WORK TO COMPLETE:
Your task is to gather the lines below that hold the string "this".

** START OF EXCERPTED RECORDS **

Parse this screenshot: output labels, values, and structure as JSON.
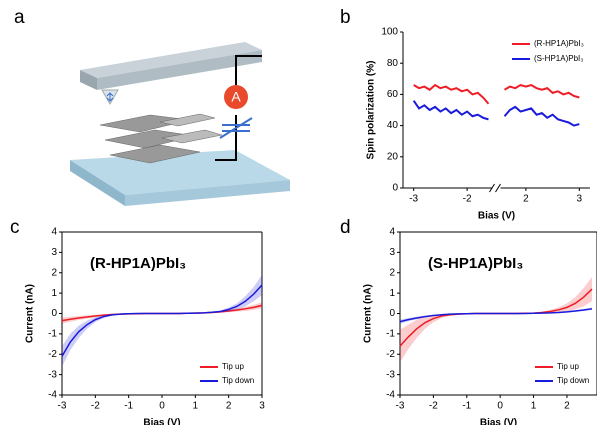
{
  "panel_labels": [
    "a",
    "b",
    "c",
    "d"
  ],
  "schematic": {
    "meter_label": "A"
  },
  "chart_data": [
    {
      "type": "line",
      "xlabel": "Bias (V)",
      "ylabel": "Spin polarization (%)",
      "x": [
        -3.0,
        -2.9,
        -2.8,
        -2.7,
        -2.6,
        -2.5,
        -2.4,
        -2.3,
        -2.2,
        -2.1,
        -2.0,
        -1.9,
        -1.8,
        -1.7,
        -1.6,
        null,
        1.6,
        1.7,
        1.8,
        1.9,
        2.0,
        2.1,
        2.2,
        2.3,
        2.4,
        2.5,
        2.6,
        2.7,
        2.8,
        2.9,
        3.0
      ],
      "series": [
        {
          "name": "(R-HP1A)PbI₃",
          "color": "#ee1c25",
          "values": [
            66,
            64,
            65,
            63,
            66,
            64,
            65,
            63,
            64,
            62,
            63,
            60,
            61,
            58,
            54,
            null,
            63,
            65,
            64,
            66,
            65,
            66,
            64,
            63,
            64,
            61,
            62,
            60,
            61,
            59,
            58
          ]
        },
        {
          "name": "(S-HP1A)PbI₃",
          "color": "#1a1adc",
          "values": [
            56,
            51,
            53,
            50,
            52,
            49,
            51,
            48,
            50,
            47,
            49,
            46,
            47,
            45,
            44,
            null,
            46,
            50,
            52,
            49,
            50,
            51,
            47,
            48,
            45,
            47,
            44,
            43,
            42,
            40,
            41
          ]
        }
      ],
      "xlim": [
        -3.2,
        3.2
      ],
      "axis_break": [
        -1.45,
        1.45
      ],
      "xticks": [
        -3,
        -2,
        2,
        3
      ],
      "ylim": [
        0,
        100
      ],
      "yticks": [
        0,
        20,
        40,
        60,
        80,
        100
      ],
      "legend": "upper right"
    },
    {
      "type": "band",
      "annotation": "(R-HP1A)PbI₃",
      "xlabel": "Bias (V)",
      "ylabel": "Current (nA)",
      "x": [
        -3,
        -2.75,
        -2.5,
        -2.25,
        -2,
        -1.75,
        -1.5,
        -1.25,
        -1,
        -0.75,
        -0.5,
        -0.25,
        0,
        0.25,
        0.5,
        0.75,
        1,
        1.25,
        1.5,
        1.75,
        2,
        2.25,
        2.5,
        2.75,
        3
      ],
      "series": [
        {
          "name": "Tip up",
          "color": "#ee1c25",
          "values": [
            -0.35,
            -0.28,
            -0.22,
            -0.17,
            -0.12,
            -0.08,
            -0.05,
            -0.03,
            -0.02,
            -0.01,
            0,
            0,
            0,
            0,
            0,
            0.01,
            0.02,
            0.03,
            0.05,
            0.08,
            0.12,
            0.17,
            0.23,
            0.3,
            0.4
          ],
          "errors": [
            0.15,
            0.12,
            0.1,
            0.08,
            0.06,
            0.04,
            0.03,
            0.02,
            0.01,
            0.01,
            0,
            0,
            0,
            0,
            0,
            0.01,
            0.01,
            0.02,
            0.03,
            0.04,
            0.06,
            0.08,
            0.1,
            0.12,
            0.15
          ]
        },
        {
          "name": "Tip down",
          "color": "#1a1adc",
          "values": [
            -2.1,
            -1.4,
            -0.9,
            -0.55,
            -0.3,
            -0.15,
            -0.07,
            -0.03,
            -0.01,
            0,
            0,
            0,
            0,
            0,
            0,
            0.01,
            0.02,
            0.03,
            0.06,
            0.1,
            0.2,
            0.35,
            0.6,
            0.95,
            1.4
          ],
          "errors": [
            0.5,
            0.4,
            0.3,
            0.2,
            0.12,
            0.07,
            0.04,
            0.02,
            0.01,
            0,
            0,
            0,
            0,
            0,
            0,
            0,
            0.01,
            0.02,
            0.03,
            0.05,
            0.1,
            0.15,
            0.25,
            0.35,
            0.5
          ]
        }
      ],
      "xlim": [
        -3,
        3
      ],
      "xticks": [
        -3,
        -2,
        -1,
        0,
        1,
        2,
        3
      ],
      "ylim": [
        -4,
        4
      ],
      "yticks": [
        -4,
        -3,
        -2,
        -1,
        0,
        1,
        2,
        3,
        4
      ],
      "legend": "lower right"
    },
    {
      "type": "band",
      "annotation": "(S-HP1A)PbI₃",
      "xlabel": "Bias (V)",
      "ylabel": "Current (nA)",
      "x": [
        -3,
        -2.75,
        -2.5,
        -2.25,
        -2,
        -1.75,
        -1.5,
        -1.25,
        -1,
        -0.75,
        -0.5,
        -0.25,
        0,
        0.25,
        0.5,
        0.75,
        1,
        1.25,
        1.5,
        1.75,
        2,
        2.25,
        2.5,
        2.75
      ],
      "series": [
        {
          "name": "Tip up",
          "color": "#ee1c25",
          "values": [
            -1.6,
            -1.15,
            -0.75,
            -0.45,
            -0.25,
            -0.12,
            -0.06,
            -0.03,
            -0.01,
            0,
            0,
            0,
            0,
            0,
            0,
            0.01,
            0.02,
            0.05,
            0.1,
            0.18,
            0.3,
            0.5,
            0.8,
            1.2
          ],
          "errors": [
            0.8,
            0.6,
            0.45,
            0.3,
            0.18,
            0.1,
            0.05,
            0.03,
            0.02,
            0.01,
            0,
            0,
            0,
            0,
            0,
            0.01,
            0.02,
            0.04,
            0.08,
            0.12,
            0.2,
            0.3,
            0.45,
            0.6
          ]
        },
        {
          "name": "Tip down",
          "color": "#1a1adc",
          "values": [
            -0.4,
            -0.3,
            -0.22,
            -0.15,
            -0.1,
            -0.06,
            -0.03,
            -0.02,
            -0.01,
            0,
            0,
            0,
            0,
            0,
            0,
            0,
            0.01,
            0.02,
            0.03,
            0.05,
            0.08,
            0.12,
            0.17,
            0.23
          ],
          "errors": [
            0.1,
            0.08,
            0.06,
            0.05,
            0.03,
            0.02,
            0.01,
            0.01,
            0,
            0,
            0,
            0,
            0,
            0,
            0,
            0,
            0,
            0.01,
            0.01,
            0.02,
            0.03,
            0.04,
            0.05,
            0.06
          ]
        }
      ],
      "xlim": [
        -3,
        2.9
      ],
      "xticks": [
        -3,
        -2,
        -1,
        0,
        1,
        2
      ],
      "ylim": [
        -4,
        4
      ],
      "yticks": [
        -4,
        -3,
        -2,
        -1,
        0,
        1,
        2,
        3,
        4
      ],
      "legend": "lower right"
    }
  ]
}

** END OF EXCERPTED RECORDS **
** START OF EXCERPTED RECORDS **

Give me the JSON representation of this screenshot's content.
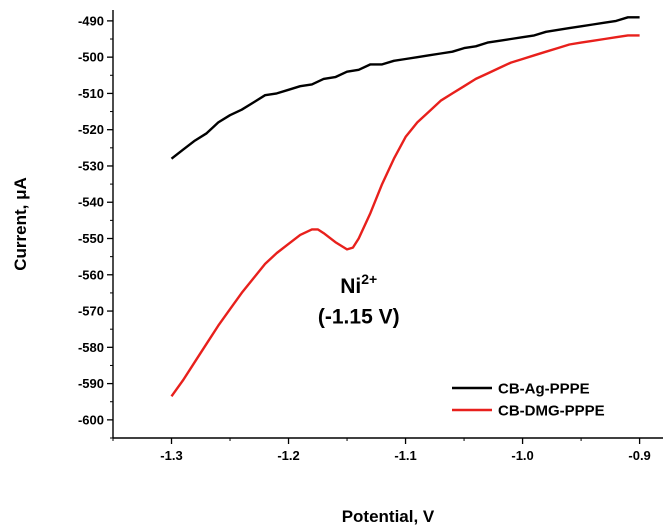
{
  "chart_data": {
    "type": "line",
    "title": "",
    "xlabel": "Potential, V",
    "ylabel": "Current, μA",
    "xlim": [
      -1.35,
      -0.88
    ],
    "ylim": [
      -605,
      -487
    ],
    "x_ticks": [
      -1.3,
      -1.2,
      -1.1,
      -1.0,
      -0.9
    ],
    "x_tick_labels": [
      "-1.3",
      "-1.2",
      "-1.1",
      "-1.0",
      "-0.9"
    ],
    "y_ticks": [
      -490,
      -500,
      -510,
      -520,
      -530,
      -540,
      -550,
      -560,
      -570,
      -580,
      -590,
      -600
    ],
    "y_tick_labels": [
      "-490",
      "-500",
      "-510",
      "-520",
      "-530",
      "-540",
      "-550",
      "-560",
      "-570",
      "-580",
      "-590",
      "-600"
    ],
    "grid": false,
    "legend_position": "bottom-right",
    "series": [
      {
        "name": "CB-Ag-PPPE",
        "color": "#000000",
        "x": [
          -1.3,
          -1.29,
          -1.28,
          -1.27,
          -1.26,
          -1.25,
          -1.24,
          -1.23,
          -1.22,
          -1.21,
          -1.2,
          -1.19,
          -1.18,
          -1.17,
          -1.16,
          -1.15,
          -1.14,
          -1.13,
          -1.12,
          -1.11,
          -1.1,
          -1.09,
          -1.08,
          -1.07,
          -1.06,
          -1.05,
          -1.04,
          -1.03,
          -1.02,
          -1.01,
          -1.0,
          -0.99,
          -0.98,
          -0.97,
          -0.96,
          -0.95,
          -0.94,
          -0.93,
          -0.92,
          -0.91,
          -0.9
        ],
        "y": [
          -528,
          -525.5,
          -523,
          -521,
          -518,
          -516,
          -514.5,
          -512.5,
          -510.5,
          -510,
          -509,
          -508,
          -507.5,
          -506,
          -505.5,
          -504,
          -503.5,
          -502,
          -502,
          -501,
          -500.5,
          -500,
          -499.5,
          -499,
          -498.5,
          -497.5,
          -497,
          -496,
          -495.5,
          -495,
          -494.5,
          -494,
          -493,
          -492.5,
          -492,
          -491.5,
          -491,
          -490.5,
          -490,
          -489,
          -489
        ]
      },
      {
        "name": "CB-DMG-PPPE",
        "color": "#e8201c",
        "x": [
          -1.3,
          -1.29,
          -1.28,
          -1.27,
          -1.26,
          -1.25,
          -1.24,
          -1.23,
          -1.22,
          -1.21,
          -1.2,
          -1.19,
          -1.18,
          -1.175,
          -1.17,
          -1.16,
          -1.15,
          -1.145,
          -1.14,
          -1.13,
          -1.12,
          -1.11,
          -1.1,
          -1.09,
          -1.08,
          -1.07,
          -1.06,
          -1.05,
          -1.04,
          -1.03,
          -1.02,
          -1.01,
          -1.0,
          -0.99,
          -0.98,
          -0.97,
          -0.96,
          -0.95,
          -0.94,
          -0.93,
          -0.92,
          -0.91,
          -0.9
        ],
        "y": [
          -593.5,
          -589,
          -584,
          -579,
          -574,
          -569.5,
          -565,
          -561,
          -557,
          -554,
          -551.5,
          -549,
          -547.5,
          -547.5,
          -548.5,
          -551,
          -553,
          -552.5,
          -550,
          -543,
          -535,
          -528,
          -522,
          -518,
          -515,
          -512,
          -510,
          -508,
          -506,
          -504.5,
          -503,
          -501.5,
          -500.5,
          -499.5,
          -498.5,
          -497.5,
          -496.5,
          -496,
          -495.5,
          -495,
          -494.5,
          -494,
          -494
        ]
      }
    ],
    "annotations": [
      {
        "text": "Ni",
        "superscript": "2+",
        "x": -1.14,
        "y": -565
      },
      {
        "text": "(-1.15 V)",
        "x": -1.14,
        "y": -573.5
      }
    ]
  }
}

** END OF EXCERPTED RECORDS **
** START OF EXCERPTED RECORDS **

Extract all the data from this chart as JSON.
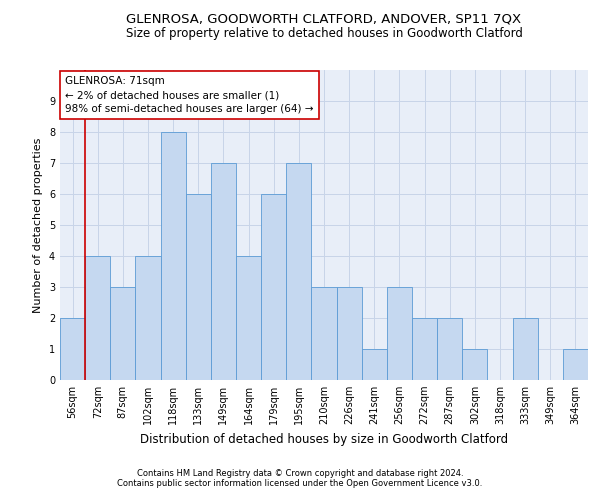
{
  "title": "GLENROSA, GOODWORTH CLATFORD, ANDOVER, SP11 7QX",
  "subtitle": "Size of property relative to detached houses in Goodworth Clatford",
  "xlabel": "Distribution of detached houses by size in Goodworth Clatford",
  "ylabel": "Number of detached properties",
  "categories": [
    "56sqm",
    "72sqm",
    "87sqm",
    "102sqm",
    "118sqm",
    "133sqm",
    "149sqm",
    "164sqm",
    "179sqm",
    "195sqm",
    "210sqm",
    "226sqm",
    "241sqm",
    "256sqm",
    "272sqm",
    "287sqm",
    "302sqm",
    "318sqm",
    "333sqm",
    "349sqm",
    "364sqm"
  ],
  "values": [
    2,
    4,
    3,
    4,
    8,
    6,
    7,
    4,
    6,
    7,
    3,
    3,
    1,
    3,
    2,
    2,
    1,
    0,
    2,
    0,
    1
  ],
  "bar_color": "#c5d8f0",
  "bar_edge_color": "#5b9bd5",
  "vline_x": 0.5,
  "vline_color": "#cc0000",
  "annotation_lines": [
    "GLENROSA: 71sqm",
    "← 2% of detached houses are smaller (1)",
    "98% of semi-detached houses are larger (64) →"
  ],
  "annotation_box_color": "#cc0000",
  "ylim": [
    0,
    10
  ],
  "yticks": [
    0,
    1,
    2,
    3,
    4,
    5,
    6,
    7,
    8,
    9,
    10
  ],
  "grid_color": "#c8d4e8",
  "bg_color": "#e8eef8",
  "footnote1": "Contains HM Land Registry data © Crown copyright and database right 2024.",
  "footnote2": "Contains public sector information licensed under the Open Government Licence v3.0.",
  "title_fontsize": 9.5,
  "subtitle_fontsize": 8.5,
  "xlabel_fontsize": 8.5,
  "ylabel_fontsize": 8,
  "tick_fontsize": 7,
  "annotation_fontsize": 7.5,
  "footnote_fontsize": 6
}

** END OF EXCERPTED RECORDS **

COMPLETED TASK:
Parse this screenshot: output labels, values, and structure as JSON.
Give me the JSON representation of this screenshot's content.
Extract all the data from this chart as JSON.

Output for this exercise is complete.